■ **To be done**: Output the data word for word, dropping every image.

■ **Excerpted data**:

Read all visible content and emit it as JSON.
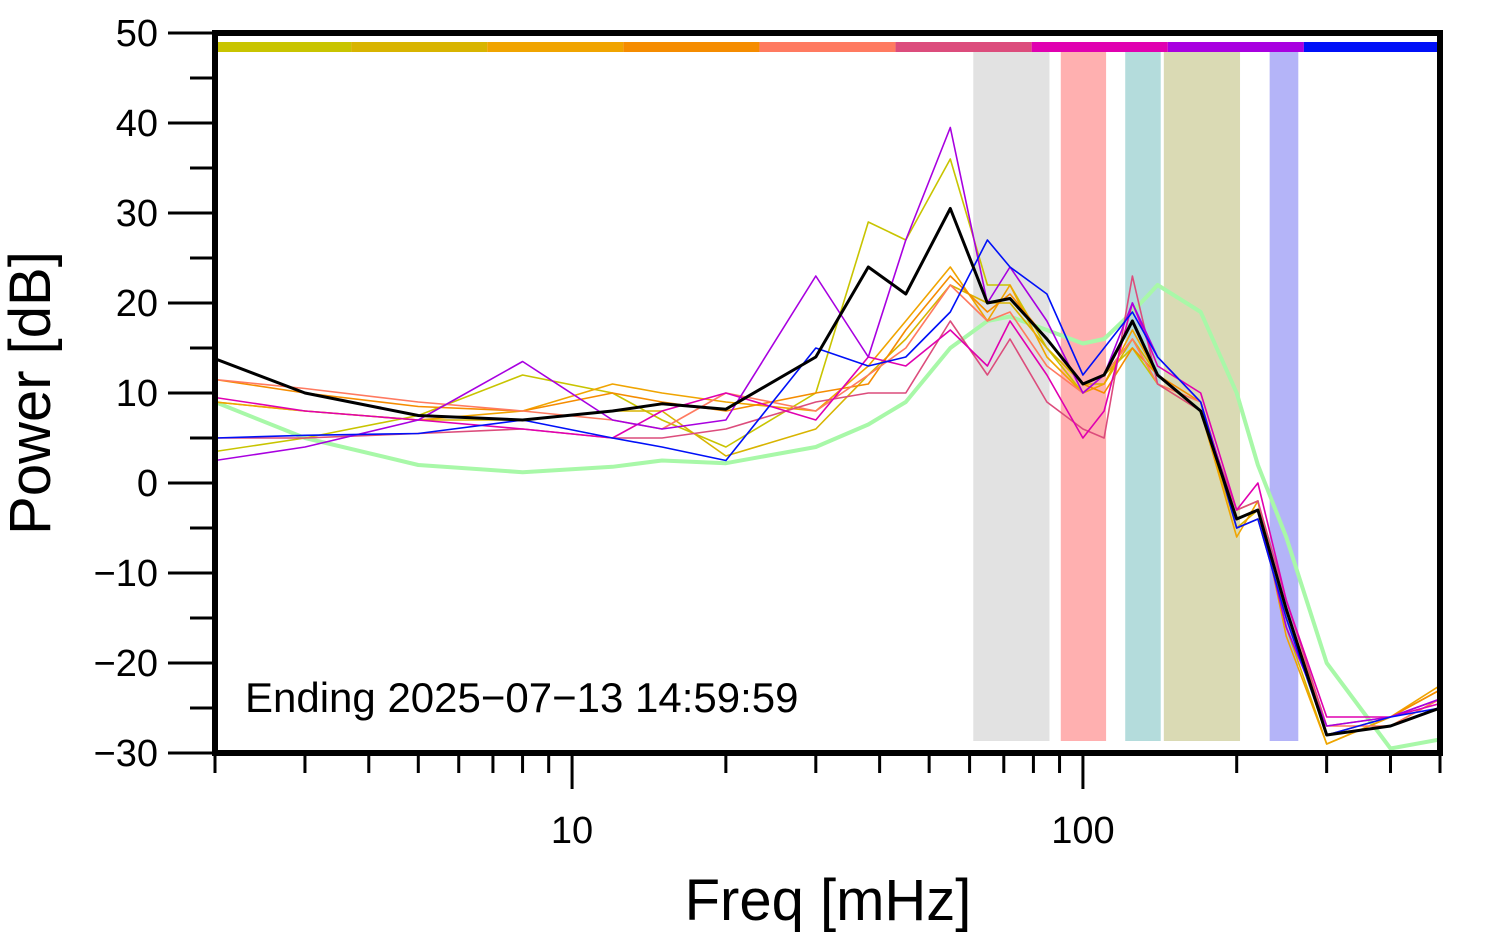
{
  "chart_data": {
    "type": "line",
    "xlabel": "Freq [mHz]",
    "ylabel": "Power [dB]",
    "annotation": "Ending 2025−07−13 14:59:59",
    "xscale": "log",
    "xlim": [
      2,
      500
    ],
    "ylim": [
      -30,
      50
    ],
    "xticks": [
      10,
      100
    ],
    "xminorticks": [
      2,
      3,
      4,
      5,
      6,
      7,
      8,
      9,
      20,
      30,
      40,
      50,
      60,
      70,
      80,
      90,
      200,
      300,
      400,
      500
    ],
    "yticks": [
      {
        "value": -30,
        "label": "−30"
      },
      {
        "value": -20,
        "label": "−20"
      },
      {
        "value": -10,
        "label": "−10"
      },
      0,
      10,
      20,
      30,
      40,
      50
    ],
    "yminorticks": [
      -25,
      -15,
      -5,
      5,
      15,
      25,
      35,
      45
    ],
    "color_bar": [
      "#c8c400",
      "#d8b400",
      "#f0a400",
      "#f58c00",
      "#ff7a60",
      "#dc4c7c",
      "#e000b0",
      "#a800e0",
      "#0010f8"
    ],
    "bands": [
      {
        "xmin": 61,
        "xmax": 86,
        "color": "#e2e2e2"
      },
      {
        "xmin": 90.5,
        "xmax": 111,
        "color": "#ffb0b0"
      },
      {
        "xmin": 121,
        "xmax": 142,
        "color": "#b4dcdc"
      },
      {
        "xmin": 144,
        "xmax": 203,
        "color": "#dadab4"
      },
      {
        "xmin": 232,
        "xmax": 264,
        "color": "#b4b4f8"
      }
    ],
    "x": [
      2,
      3,
      5,
      8,
      12,
      15,
      20,
      30,
      38,
      45,
      55,
      65,
      72,
      85,
      100,
      110,
      125,
      140,
      170,
      200,
      220,
      250,
      300,
      400,
      500
    ],
    "series": [
      {
        "color": "#a8f8a8",
        "width": 4,
        "values": [
          9,
          5,
          2,
          1.2,
          1.8,
          2.5,
          2.2,
          4,
          6.5,
          9,
          15,
          18,
          18.5,
          17,
          15.5,
          16,
          19,
          22,
          19,
          10,
          2,
          -6,
          -20,
          -29.5,
          -28.5
        ]
      },
      {
        "color": "#c8c400",
        "width": 1.6,
        "values": [
          3.5,
          5,
          7.5,
          12,
          10,
          7,
          4,
          10,
          29,
          27,
          36,
          22,
          22,
          15,
          10,
          12,
          15,
          11,
          8,
          -3,
          -2,
          -15,
          -28,
          -27,
          -24
        ]
      },
      {
        "color": "#d8b400",
        "width": 1.6,
        "values": [
          9,
          8,
          7,
          7,
          8,
          8,
          3,
          6,
          12,
          16,
          22,
          20,
          20,
          15,
          11,
          11,
          16,
          12,
          8,
          -5,
          -3,
          -16,
          -29,
          -26,
          -23
        ]
      },
      {
        "color": "#f0a400",
        "width": 1.6,
        "values": [
          9,
          8,
          7,
          8,
          11,
          10,
          9,
          8,
          13,
          18,
          24,
          18,
          22,
          14,
          10,
          11,
          17,
          12,
          8,
          -6,
          -2,
          -17,
          -29,
          -26,
          -22.5
        ]
      },
      {
        "color": "#f58c00",
        "width": 1.6,
        "values": [
          11.5,
          10,
          8.5,
          8,
          10,
          9,
          8,
          10,
          11,
          17,
          23,
          19,
          21,
          16,
          11,
          10,
          15,
          12,
          9,
          -5,
          -4,
          -15,
          -28,
          -26,
          -23
        ]
      },
      {
        "color": "#ff7a60",
        "width": 1.6,
        "values": [
          11.5,
          10.5,
          9,
          8,
          7,
          6,
          10,
          8,
          12,
          15,
          22,
          18,
          19,
          13,
          10,
          12,
          16,
          11,
          9,
          -4,
          -3,
          -14,
          -27,
          -27,
          -24
        ]
      },
      {
        "color": "#dc4c7c",
        "width": 1.6,
        "values": [
          5,
          5,
          5.5,
          6,
          5,
          5,
          6,
          9,
          10,
          10,
          18,
          12,
          16,
          9,
          6,
          5,
          23,
          11,
          8,
          -3,
          -2,
          -13,
          -27,
          -26,
          -24
        ]
      },
      {
        "color": "#e000b0",
        "width": 1.6,
        "values": [
          9.5,
          8,
          7,
          6,
          5,
          8,
          10,
          7,
          14,
          13,
          17,
          13,
          18,
          12,
          5,
          8,
          20,
          13,
          10,
          -3,
          0,
          -13,
          -26,
          -26,
          -24.5
        ]
      },
      {
        "color": "#a800e0",
        "width": 1.6,
        "values": [
          2.5,
          4,
          7,
          13.5,
          7,
          6,
          7,
          23,
          14,
          27,
          39.5,
          20,
          24,
          18,
          10,
          12,
          20,
          14,
          9,
          -4,
          -3,
          -16,
          -27,
          -26,
          -24
        ]
      },
      {
        "color": "#0010f8",
        "width": 1.6,
        "values": [
          5,
          5.3,
          5.5,
          7,
          5,
          4,
          2.5,
          15,
          13,
          14,
          19,
          27,
          24,
          21,
          12,
          15,
          19,
          14,
          9,
          -5,
          -4,
          -15,
          -28,
          -26,
          -25
        ]
      },
      {
        "color": "#000000",
        "width": 3,
        "values": [
          13.8,
          10,
          7.5,
          7,
          8,
          8.8,
          8.2,
          14,
          24,
          21,
          30.5,
          20,
          20.5,
          16,
          11,
          12,
          18,
          12,
          8,
          -4,
          -3,
          -14,
          -28,
          -27,
          -25
        ]
      }
    ]
  }
}
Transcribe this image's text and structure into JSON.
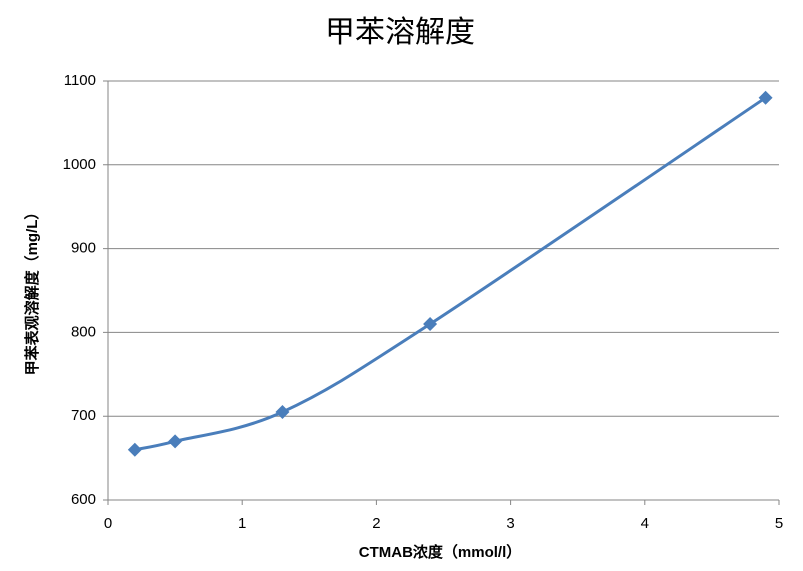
{
  "chart_data": {
    "type": "line",
    "title": "甲苯溶解度",
    "x_label": "CTMAB浓度（mmol/l）",
    "y_label": "甲苯表观溶解度（mg/L）",
    "x": [
      0.2,
      0.5,
      1.3,
      2.4,
      4.9
    ],
    "series": [
      {
        "color": "#4a7ebb",
        "values": [
          660,
          670,
          705,
          810,
          1080
        ]
      }
    ],
    "xlim": [
      0,
      5
    ],
    "xticks": [
      0,
      1,
      2,
      3,
      4,
      5
    ],
    "ylim": [
      600,
      1100
    ],
    "yticks": [
      600,
      700,
      800,
      900,
      1000,
      1100
    ],
    "grid": true,
    "smooth": true
  }
}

■ **The response**:
Read all visible content and emit it as JSON.
{
  "chart_data": {
    "type": "line",
    "xlabel": "Freq [mHz]",
    "ylabel": "Power [dB]",
    "annotation": "Ending 2025−07−13 14:59:59",
    "xscale": "log",
    "xlim": [
      2,
      500
    ],
    "ylim": [
      -30,
      50
    ],
    "xticks": [
      10,
      100
    ],
    "xminorticks": [
      2,
      3,
      4,
      5,
      6,
      7,
      8,
      9,
      20,
      30,
      40,
      50,
      60,
      70,
      80,
      90,
      200,
      300,
      400,
      500
    ],
    "yticks": [
      {
        "value": -30,
        "label": "−30"
      },
      {
        "value": -20,
        "label": "−20"
      },
      {
        "value": -10,
        "label": "−10"
      },
      0,
      10,
      20,
      30,
      40,
      50
    ],
    "yminorticks": [
      -25,
      -15,
      -5,
      5,
      15,
      25,
      35,
      45
    ],
    "color_bar": [
      "#c8c400",
      "#d8b400",
      "#f0a400",
      "#f58c00",
      "#ff7a60",
      "#dc4c7c",
      "#e000b0",
      "#a800e0",
      "#0010f8"
    ],
    "bands": [
      {
        "xmin": 61,
        "xmax": 86,
        "color": "#e2e2e2"
      },
      {
        "xmin": 90.5,
        "xmax": 111,
        "color": "#ffb0b0"
      },
      {
        "xmin": 121,
        "xmax": 142,
        "color": "#b4dcdc"
      },
      {
        "xmin": 144,
        "xmax": 203,
        "color": "#dadab4"
      },
      {
        "xmin": 232,
        "xmax": 264,
        "color": "#b4b4f8"
      }
    ],
    "x": [
      2,
      3,
      5,
      8,
      12,
      15,
      20,
      30,
      38,
      45,
      55,
      65,
      72,
      85,
      100,
      110,
      125,
      140,
      170,
      200,
      220,
      250,
      300,
      400,
      500
    ],
    "series": [
      {
        "color": "#a8f8a8",
        "width": 4,
        "values": [
          9,
          5,
          2,
          1.2,
          1.8,
          2.5,
          2.2,
          4,
          6.5,
          9,
          15,
          18,
          18.5,
          17,
          15.5,
          16,
          19,
          22,
          19,
          10,
          2,
          -6,
          -20,
          -29.5,
          -28.5
        ]
      },
      {
        "color": "#c8c400",
        "width": 1.6,
        "values": [
          3.5,
          5,
          7.5,
          12,
          10,
          7,
          4,
          10,
          29,
          27,
          36,
          22,
          22,
          15,
          10,
          12,
          15,
          11,
          8,
          -3,
          -2,
          -15,
          -28,
          -27,
          -24
        ]
      },
      {
        "color": "#d8b400",
        "width": 1.6,
        "values": [
          9,
          8,
          7,
          7,
          8,
          8,
          3,
          6,
          12,
          16,
          22,
          20,
          20,
          15,
          11,
          11,
          16,
          12,
          8,
          -5,
          -3,
          -16,
          -29,
          -26,
          -23
        ]
      },
      {
        "color": "#f0a400",
        "width": 1.6,
        "values": [
          9,
          8,
          7,
          8,
          11,
          10,
          9,
          8,
          13,
          18,
          24,
          18,
          22,
          14,
          10,
          11,
          17,
          12,
          8,
          -6,
          -2,
          -17,
          -29,
          -26,
          -22.5
        ]
      },
      {
        "color": "#f58c00",
        "width": 1.6,
        "values": [
          11.5,
          10,
          8.5,
          8,
          10,
          9,
          8,
          10,
          11,
          17,
          23,
          19,
          21,
          16,
          11,
          10,
          15,
          12,
          9,
          -5,
          -4,
          -15,
          -28,
          -26,
          -23
        ]
      },
      {
        "color": "#ff7a60",
        "width": 1.6,
        "values": [
          11.5,
          10.5,
          9,
          8,
          7,
          6,
          10,
          8,
          12,
          15,
          22,
          18,
          19,
          13,
          10,
          12,
          16,
          11,
          9,
          -4,
          -3,
          -14,
          -27,
          -27,
          -24
        ]
      },
      {
        "color": "#dc4c7c",
        "width": 1.6,
        "values": [
          5,
          5,
          5.5,
          6,
          5,
          5,
          6,
          9,
          10,
          10,
          18,
          12,
          16,
          9,
          6,
          5,
          23,
          11,
          8,
          -3,
          -2,
          -13,
          -27,
          -26,
          -24
        ]
      },
      {
        "color": "#e000b0",
        "width": 1.6,
        "values": [
          9.5,
          8,
          7,
          6,
          5,
          8,
          10,
          7,
          14,
          13,
          17,
          13,
          18,
          12,
          5,
          8,
          20,
          13,
          10,
          -3,
          0,
          -13,
          -26,
          -26,
          -24.5
        ]
      },
      {
        "color": "#a800e0",
        "width": 1.6,
        "values": [
          2.5,
          4,
          7,
          13.5,
          7,
          6,
          7,
          23,
          14,
          27,
          39.5,
          20,
          24,
          18,
          10,
          12,
          20,
          14,
          9,
          -4,
          -3,
          -16,
          -27,
          -26,
          -24
        ]
      },
      {
        "color": "#0010f8",
        "width": 1.6,
        "values": [
          5,
          5.3,
          5.5,
          7,
          5,
          4,
          2.5,
          15,
          13,
          14,
          19,
          27,
          24,
          21,
          12,
          15,
          19,
          14,
          9,
          -5,
          -4,
          -15,
          -28,
          -26,
          -25
        ]
      },
      {
        "color": "#000000",
        "width": 3,
        "values": [
          13.8,
          10,
          7.5,
          7,
          8,
          8.8,
          8.2,
          14,
          24,
          21,
          30.5,
          20,
          20.5,
          16,
          11,
          12,
          18,
          12,
          8,
          -4,
          -3,
          -14,
          -28,
          -27,
          -25
        ]
      }
    ]
  }
}
Transcribe this image's text and structure into JSON.
{
  "chart_data": {
    "type": "line",
    "title": "甲苯溶解度",
    "x_label": "CTMAB浓度（mmol/l）",
    "y_label": "甲苯表观溶解度（mg/L）",
    "x": [
      0.2,
      0.5,
      1.3,
      2.4,
      4.9
    ],
    "series": [
      {
        "color": "#4a7ebb",
        "values": [
          660,
          670,
          705,
          810,
          1080
        ]
      }
    ],
    "xlim": [
      0,
      5
    ],
    "xticks": [
      0,
      1,
      2,
      3,
      4,
      5
    ],
    "ylim": [
      600,
      1100
    ],
    "yticks": [
      600,
      700,
      800,
      900,
      1000,
      1100
    ],
    "grid": true,
    "smooth": true
  }
}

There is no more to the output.